──────── Records

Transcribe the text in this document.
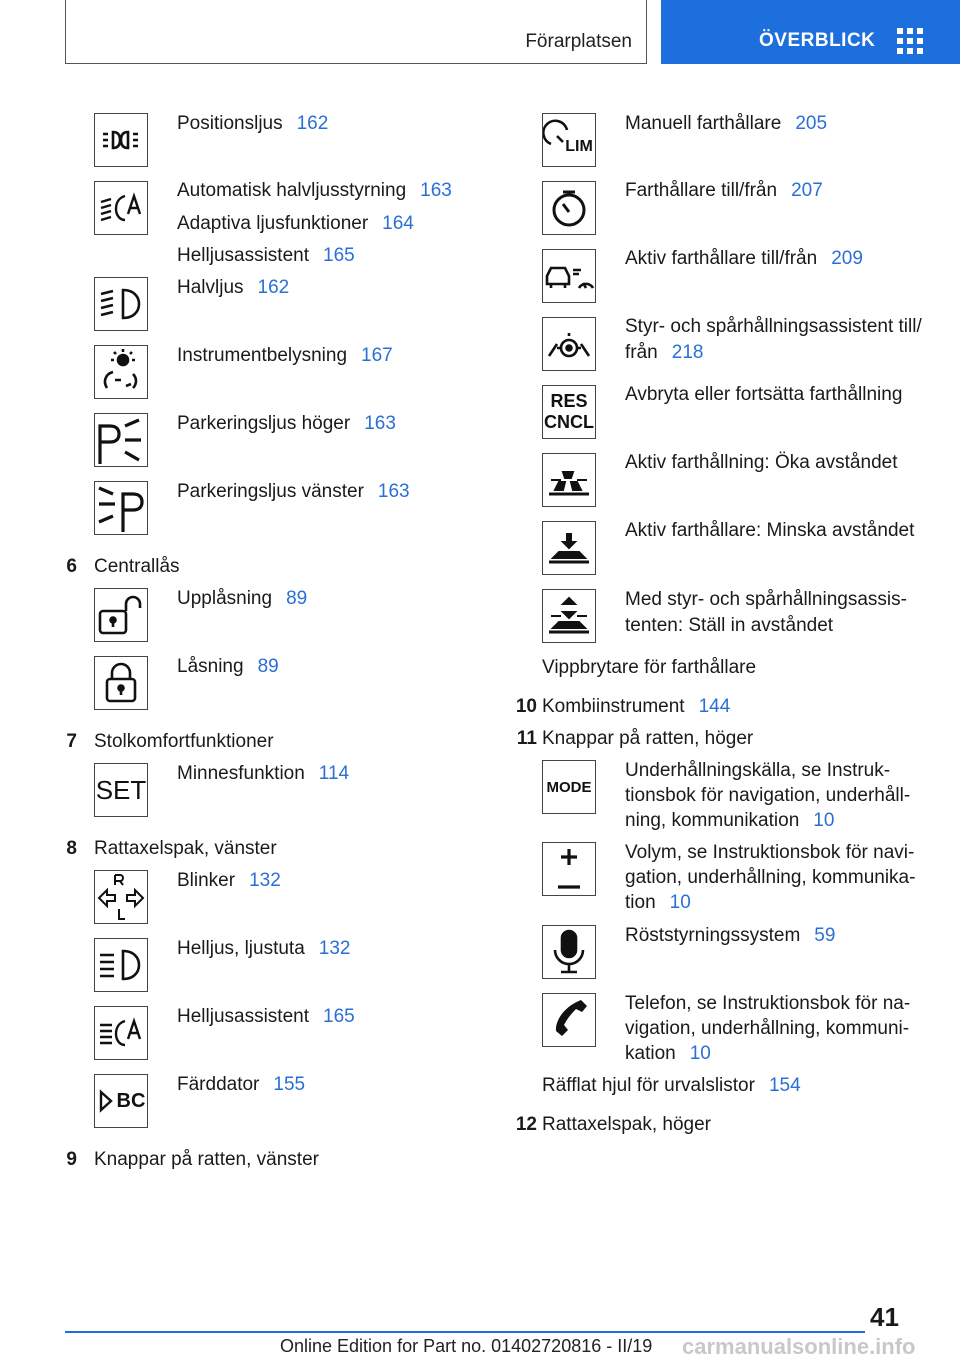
Förarplatsen	ÖVERBLICK
Positionsljus 162
Automatisk halvljusstyrning 163
Adaptiva ljusfunktioner 164
Helljusassistent 165
Halvljus 162
Instrumentbelysning 167
Parkeringsljus höger 163
Parkeringsljus vänster 163
6 Centrallås
Upplåsning 89
Låsning 89
7 Stolkomfortfunktioner
SET
Minnesfunktion 114
8 Rattaxelspak, vänster
Blinker 132
Helljus, ljustuta 132
Helljusassistent 165
BC
Färddator 155
9 Knappar på ratten, vänster
LIM
Manuell farthållare 205
Farthållare till/från 207
Aktiv farthållare till/från 209
Styr- och spårhållningsassistent till/
från 218
RES
CNCL
Avbryta eller fortsätta farthållning
Aktiv farthållning: Öka avståndet
Aktiv farthållare: Minska avståndet
Med styr- och spårhållningsassis-
tenten: Ställ in avståndet
Vippbrytare för farthållare
10 Kombiinstrument 144
11 Knappar på ratten, höger
MODE
Underhållningskälla, se Instruk-
tionsbok för navigation, underhåll-
ning, kommunikation 10
Volym, se Instruktionsbok för navi-
gation, underhållning, kommunika-
tion 10
Röststyrningssystem 59
Telefon, se Instruktionsbok för na-
vigation, underhållning, kommuni-
kation 10
Räfflat hjul för urvalslistor 154
12 Rattaxelspak, höger
41
Online Edition for Part no. 01402720816 - II/19 carmanualsonline.info
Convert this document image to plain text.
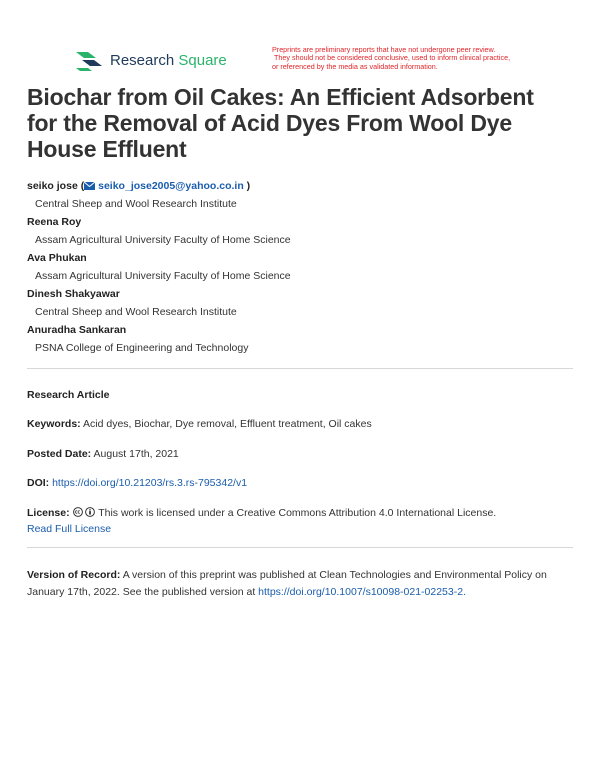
Research Square
Preprints are preliminary reports that have not undergone peer review.
They should not be considered conclusive, used to inform clinical practice,
or referenced by the media as validated information.
Biochar from Oil Cakes: An Efficient Adsorbent for the Removal of Acid Dyes From Wool Dye House Effluent
seiko jose ( seiko_jose2005@yahoo.co.in )
Central Sheep and Wool Research Institute
Reena Roy
Assam Agricultural University Faculty of Home Science
Ava Phukan
Assam Agricultural University Faculty of Home Science
Dinesh Shakyawar
Central Sheep and Wool Research Institute
Anuradha Sankaran
PSNA College of Engineering and Technology
Research Article
Keywords: Acid dyes, Biochar, Dye removal, Effluent treatment, Oil cakes
Posted Date: August 17th, 2021
DOI: https://doi.org/10.21203/rs.3.rs-795342/v1
License:	This work is licensed under a Creative Commons Attribution 4.0 International License.
Read Full License
Version of Record: A version of this preprint was published at Clean Technologies and Environmental Policy on January 17th, 2022. See the published version at https://doi.org/10.1007/s10098-021-02253-2.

────────────────

• _Set exercise_:
Gather all lines from the records above in which "Rattaxelspak" appears.

• _Task result_:
8 Rattaxelspak, vänster
12 Rattaxelspak, höger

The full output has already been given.